Give the material once more, word for word, without any images.

-- START Working data --

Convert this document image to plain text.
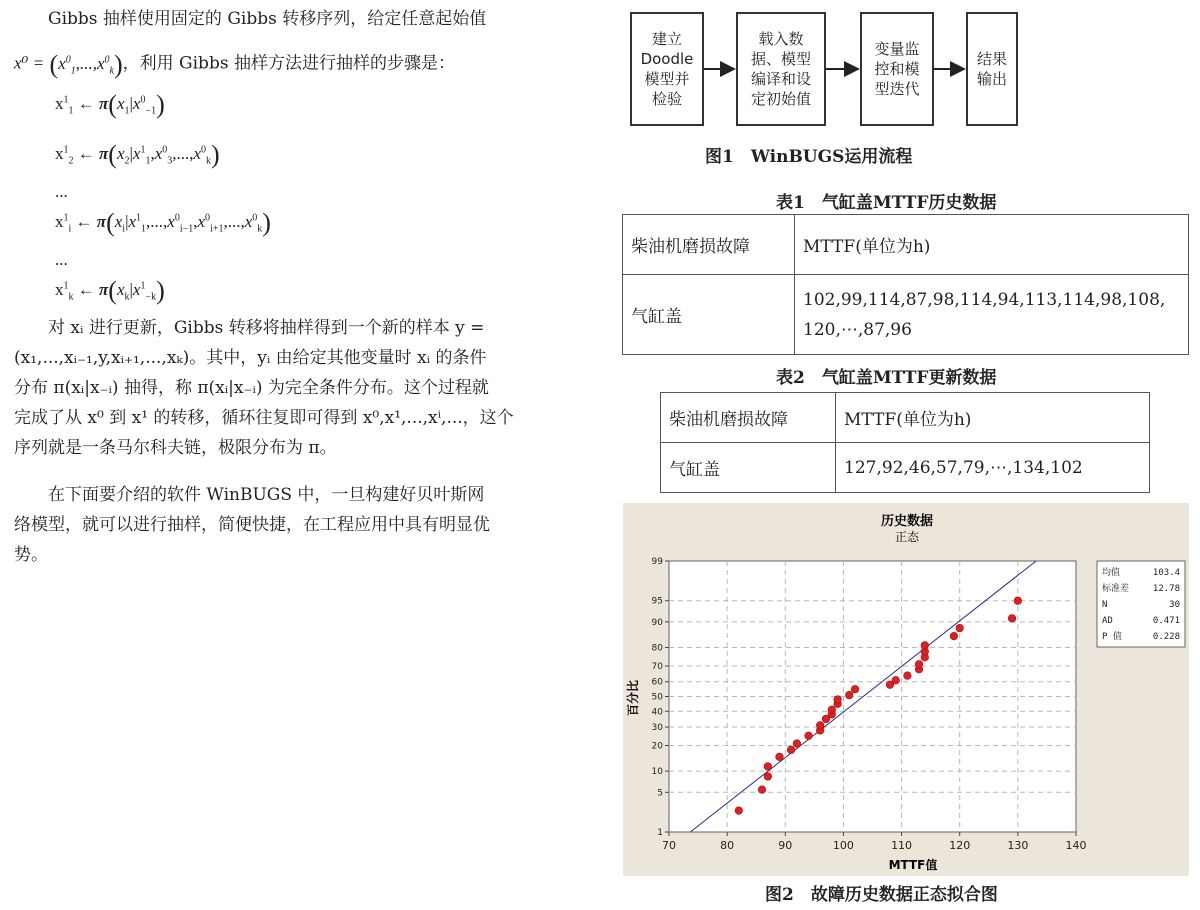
Gibbs 抽样使用固定的 Gibbs 转移序列，给定任意起始值
$x^0 = (x^0_1,...,x^0_k)$，利用 Gibbs 抽样方法进行抽样的步骤是：
$x^1_1$ ← $\pi(x_1|x^0_{-1})$
$x^1_2$ ← $\pi(x_2|x^1_1,x^0_3,...,x^0_k)$
...
$x^1_i$ ← $\pi(x_i|x^1_1,...,x^0_{i-1},x^0_{i+1},...,x^0_k)$
...
$x^1_k$ ← $\pi(x_k|x^1_{-k})$
对 xᵢ 进行更新，Gibbs 转移将抽样得到一个新的样本 y =
(x₁,...,xᵢ₋₁,y,xᵢ₊₁,...,xₖ)。其中，yᵢ 由给定其他变量时 xᵢ 的条件
分布 π(xᵢ|x₋ᵢ) 抽得，称 π(xᵢ|x₋ᵢ) 为完全条件分布。这个过程就
完成了从 x⁰ 到 x¹ 的转移，循环往复即可得到 x⁰,x¹,...,xⁱ,...，这个
序列就是一条马尔科夫链，极限分布为 π。
在下面要介绍的软件 WinBUGS 中，一旦构建好贝叶斯网
络模型，就可以进行抽样，简便快捷，在工程应用中具有明显优
势。
建立
Doodle
模型并
检验
载入数
据、模型
编译和设
定初始值
变量监
控和模
型迭代
结果
输出
图1　WinBUGS运用流程
表1　气缸盖MTTF历史数据
柴油机磨损故障	MTTF(单位为h)
气缸盖	102,99,114,87,98,114,94,113,114,98,108,
120,⋯,87,96
表2　气缸盖MTTF更新数据
柴油机磨损故障	MTTF(单位为h)
气缸盖	127,92,46,57,79,⋯,134,102
历史数据
正态
MTTF值
百分比
70	80	90	100	110	120	130	140
1
5
10
20
30
40
50
60
70
80
90
95
99
均值	103.4
标准差	12.78
N	30
AD	0.471
P 值	0.228
图2　故障历史数据正态拟合图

-- END Working data --

- **Completed exercise**
Convert this document image to plain text.
Gibbs 抽样使用固定的 Gibbs 转移序列，给定任意起始值
$x^0 = (x^0_1,...,x^0_k)$，利用 Gibbs 抽样方法进行抽样的步骤是：
$x^1_1$ ← $\pi(x_1|x^0_{-1})$
$x^1_2$ ← $\pi(x_2|x^1_1,x^0_3,...,x^0_k)$
...
$x^1_i$ ← $\pi(x_i|x^1_1,...,x^0_{i-1},x^0_{i+1},...,x^0_k)$
...
$x^1_k$ ← $\pi(x_k|x^1_{-k})$
对 xᵢ 进行更新，Gibbs 转移将抽样得到一个新的样本 y =
(x₁,...,xᵢ₋₁,y,xᵢ₊₁,...,xₖ)。其中，yᵢ 由给定其他变量时 xᵢ 的条件
分布 π(xᵢ|x₋ᵢ) 抽得，称 π(xᵢ|x₋ᵢ) 为完全条件分布。这个过程就
完成了从 x⁰ 到 x¹ 的转移，循环往复即可得到 x⁰,x¹,...,xⁱ,...，这个
序列就是一条马尔科夫链，极限分布为 π。
在下面要介绍的软件 WinBUGS 中，一旦构建好贝叶斯网
络模型，就可以进行抽样，简便快捷，在工程应用中具有明显优
势。
建立
Doodle
模型并
检验
载入数
据、模型
编译和设
定初始值
变量监
控和模
型迭代
结果
输出
图1　WinBUGS运用流程
表1　气缸盖MTTF历史数据
柴油机磨损故障	MTTF(单位为h)
气缸盖	102,99,114,87,98,114,94,113,114,98,108,
120,⋯,87,96
表2　气缸盖MTTF更新数据
柴油机磨损故障	MTTF(单位为h)
气缸盖	127,92,46,57,79,⋯,134,102
历史数据
正态
MTTF值
百分比
70	80	90	100	110	120	130	140
1
5
10
20
30
40
50
60
70
80
90
95
99
均值	103.4
标准差	12.78
N	30
AD	0.471
P 值	0.228
图2　故障历史数据正态拟合图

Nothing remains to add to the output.